## Supplied material
-----
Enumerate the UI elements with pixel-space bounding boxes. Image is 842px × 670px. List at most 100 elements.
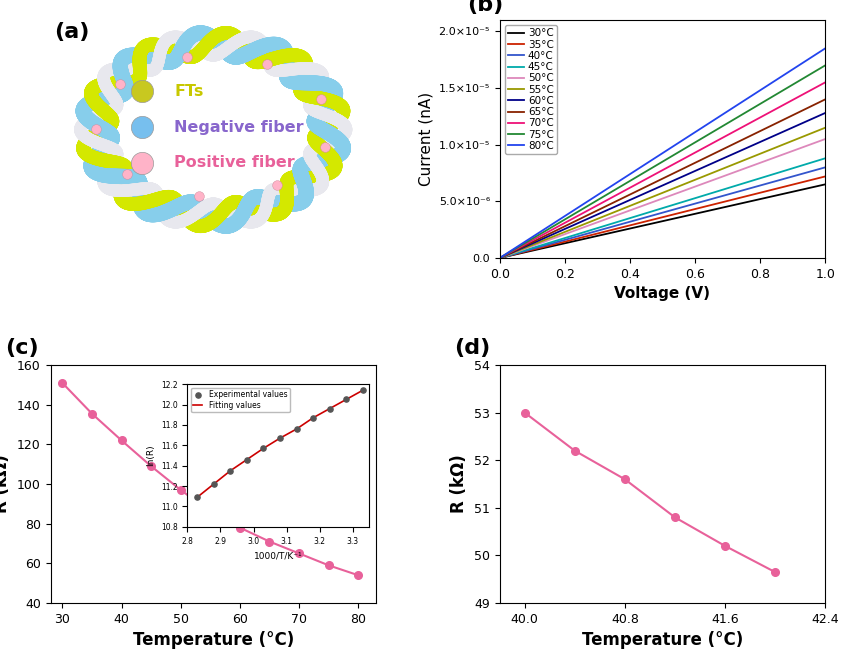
35°C [555,239,565,247]
45°C [820,154,830,162]
65°C [494,254,504,262]
80°C [581,198,591,206]
35°C [820,172,830,180]
65°C [514,245,525,253]
70°C [581,207,591,215]
Line: 40°C: 40°C [499,168,825,258]
X-axis label: Temperature (°C): Temperature (°C) [133,631,294,649]
60°C [555,227,565,235]
45°C [581,227,591,235]
60°C [514,245,525,253]
70°C [804,87,814,95]
45°C [804,159,814,168]
Line: 65°C: 65°C [499,99,825,258]
60°C [820,109,830,117]
80°C [820,44,830,52]
Text: (b): (b) [467,0,504,15]
45°C [792,163,802,171]
45°C [514,248,525,256]
75°C [820,62,830,70]
45°C [508,250,518,258]
75°C [494,254,504,262]
Text: FTs: FTs [174,84,204,99]
70°C [820,78,830,86]
60°C [792,121,802,129]
75°C [792,78,802,86]
45°C [494,254,504,262]
40°C [820,163,830,172]
Line: 80°C: 80°C [499,48,825,258]
35°C [508,251,518,259]
70°C [792,93,802,101]
30°C [508,251,518,259]
75°C [581,203,591,211]
55°C [514,246,525,254]
75°C [555,218,565,226]
65°C [792,109,802,117]
Line: 35°C: 35°C [499,176,825,258]
30°C [792,187,802,195]
Y-axis label: Current (nA): Current (nA) [418,92,433,186]
80°C [514,241,525,249]
55°C [581,219,591,227]
Legend: 30°C, 35°C, 40°C, 45°C, 50°C, 55°C, 60°C, 65°C, 70°C, 75°C, 80°C: 30°C, 35°C, 40°C, 45°C, 50°C, 55°C, 60°C… [505,25,557,154]
Y-axis label: R (kΩ): R (kΩ) [450,455,468,513]
40°C [792,171,802,179]
Text: (a): (a) [54,23,89,42]
35°C [804,176,814,184]
45°C [555,235,565,243]
30°C [494,254,504,262]
55°C [555,230,565,238]
40°C [494,254,504,262]
Line: 45°C: 45°C [499,158,825,258]
70°C [514,243,525,251]
40°C [555,237,565,245]
35°C [792,180,802,188]
X-axis label: Voltage (V): Voltage (V) [615,286,711,302]
50°C [514,247,525,255]
60°C [494,254,504,262]
30°C [804,184,814,192]
65°C [555,224,565,232]
30°C [555,241,565,249]
Line: 75°C: 75°C [499,66,825,258]
Y-axis label: R (kΩ): R (kΩ) [0,455,12,513]
35°C [514,249,525,257]
75°C [804,71,814,79]
Line: 30°C: 30°C [499,184,825,258]
80°C [792,62,802,70]
30°C [820,180,830,188]
50°C [804,141,814,149]
60°C [804,117,814,125]
30°C [514,249,525,257]
60°C [581,215,591,223]
40°C [514,249,525,257]
55°C [804,130,814,138]
65°C [508,248,518,256]
35°C [581,232,591,241]
50°C [494,254,504,262]
80°C [555,215,565,223]
X-axis label: Temperature (°C): Temperature (°C) [582,631,743,649]
35°C [494,254,504,262]
Text: (c): (c) [5,338,39,358]
70°C [555,221,565,229]
75°C [514,243,525,251]
30°C [581,234,591,243]
50°C [581,222,591,230]
50°C [792,145,802,153]
40°C [804,168,814,176]
40°C [581,230,591,238]
Text: Negative fiber: Negative fiber [174,120,304,135]
Text: (d): (d) [454,338,490,358]
65°C [820,95,830,103]
Line: 55°C: 55°C [499,128,825,258]
Text: Positive fiber: Positive fiber [174,155,295,170]
Line: 50°C: 50°C [499,139,825,258]
70°C [494,254,504,262]
80°C [494,254,504,262]
55°C [820,124,830,132]
55°C [792,135,802,143]
40°C [508,251,518,259]
50°C [555,232,565,240]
-----
## Written problem
Render every line of the items above as a Markdown table with the columns Row and Entry, numbering the rows and skipping blank lines. Leave the pictures out of the answer.

## Right answer
| Row | Entry |
|---|---|
| 1 | Enumerate the UI elements with pixel-space bounding boxes. Image is 842px × 670px. List at most 100 elements. |
| 2 | 35°C [555,239,565,247] |
| 3 | 45°C [820,154,830,162] |
| 4 | 65°C [494,254,504,262] |
| 5 | 80°C [581,198,591,206] |
| 6 | 35°C [820,172,830,180] |
| 7 | 65°C [514,245,525,253] |
| 8 | 70°C [581,207,591,215] |
| 9 | Line: 40°C: 40°C [499,168,825,258] |
| 10 | X-axis label: Temperature (°C): Temperature (°C) [133,631,294,649] |
| 11 | 60°C [555,227,565,235] |
| 12 | 45°C [581,227,591,235] |
| 13 | 60°C [514,245,525,253] |
| 14 | 70°C [804,87,814,95] |
| 15 | 45°C [804,159,814,168] |
| 16 | Line: 65°C: 65°C [499,99,825,258] |
| 17 | 60°C [820,109,830,117] |
| 18 | 80°C [820,44,830,52] |
| 19 | Text: (b): (b) [467,0,504,15] |
| 20 | 45°C [792,163,802,171] |
| 21 | 45°C [514,248,525,256] |
| 22 | 75°C [820,62,830,70] |
| 23 | 45°C [508,250,518,258] |
| 24 | 75°C [494,254,504,262] |
| 25 | Text: FTs: FTs [174,84,204,99] |
| 26 | 70°C [820,78,830,86] |
| 27 | 60°C [792,121,802,129] |
| 28 | 75°C [792,78,802,86] |
| 29 | 45°C [494,254,504,262] |
| 30 | 40°C [820,163,830,172] |
| 31 | Line: 80°C: 80°C [499,48,825,258] |
| 32 | 35°C [508,251,518,259] |
| 33 | 70°C [792,93,802,101] |
| 34 | 30°C [508,251,518,259] |
| 35 | 75°C [581,203,591,211] |
| 36 | 55°C [514,246,525,254] |
| 37 | 75°C [555,218,565,226] |
| 38 | 65°C [792,109,802,117] |
| 39 | Line: 35°C: 35°C [499,176,825,258] |
| 40 | 30°C [792,187,802,195] |
| 41 | Y-axis label: Current (nA): Current (nA) [418,92,433,186] |
| 42 | 80°C [514,241,525,249] |
| 43 | 55°C [581,219,591,227] |
| 44 | Legend: 30°C, 35°C, 40°C, 45°C, 50°C, 55°C, 60°C, 65°C, 70°C, 75°C, 80°C: 30°C, 35°C, 40°C, 45°C, 50°C, 55°C, 60°C… [505,25,557,154] |
| 45 | Y-axis label: R (kΩ): R (kΩ) [450,455,468,513] |
| 46 | 40°C [792,171,802,179] |
| 47 | Text: (a): (a) [54,23,89,42] |
| 48 | 35°C [804,176,814,184] |
| 49 | 45°C [555,235,565,243] |
| 50 | 30°C [494,254,504,262] |
| 51 | 55°C [555,230,565,238] |
| 52 | 40°C [494,254,504,262] |
| 53 | Line: 45°C: 45°C [499,158,825,258] |
| 54 | 70°C [514,243,525,251] |
| 55 | 40°C [555,237,565,245] |
| 56 | 35°C [792,180,802,188] |
| 57 | X-axis label: Voltage (V): Voltage (V) [615,286,711,302] |
| 58 | 50°C [514,247,525,255] |
| 59 | 60°C [494,254,504,262] |
| 60 | 30°C [804,184,814,192] |
| 61 | 65°C [555,224,565,232] |
| 62 | 30°C [555,241,565,249] |
| 63 | Line: 75°C: 75°C [499,66,825,258] |
| 64 | Y-axis label: R (kΩ): R (kΩ) [0,455,12,513] |
| 65 | 35°C [514,249,525,257] |
| 66 | 75°C [804,71,814,79] |
| 67 | Line: 30°C: 30°C [499,184,825,258] |
| 68 | 80°C [792,62,802,70] |
| 69 | 30°C [820,180,830,188] |
| 70 | 50°C [804,141,814,149] |
| 71 | 60°C [804,117,814,125] |
| 72 | 30°C [514,249,525,257] |
| 73 | 60°C [581,215,591,223] |
| 74 | 40°C [514,249,525,257] |
| 75 | 55°C [804,130,814,138] |
| 76 | 65°C [508,248,518,256] |
| 77 | 35°C [581,232,591,241] |
| 78 | 50°C [494,254,504,262] |
| 79 | 80°C [555,215,565,223] |
| 80 | X-axis label: Temperature (°C): Temperature (°C) [582,631,743,649] |
| 81 | 35°C [494,254,504,262] |
| 82 | Text: (c): (c) [5,338,39,358] |
| 83 | 70°C [555,221,565,229] |
| 84 | 75°C [514,243,525,251] |
| 85 | 30°C [581,234,591,243] |
| 86 | 50°C [581,222,591,230] |
| 87 | 50°C [792,145,802,153] |
| 88 | 40°C [804,168,814,176] |
| 89 | 40°C [581,230,591,238] |
| 90 | Text: Negative fiber: Negative fiber [174,120,304,135] |
| 91 | Text: (d): (d) [454,338,490,358] |
| 92 | 65°C [820,95,830,103] |
| 93 | Line: 55°C: 55°C [499,128,825,258] |
| 94 | Text: Positive fiber: Positive fiber [174,155,295,170] |
| 95 | Line: 50°C: 50°C [499,139,825,258] |
| 96 | 70°C [494,254,504,262] |
| 97 | 80°C [494,254,504,262] |
| 98 | 55°C [820,124,830,132] |
| 99 | 55°C [792,135,802,143] |
| 100 | 40°C [508,251,518,259] |
| 101 | 50°C [555,232,565,240] |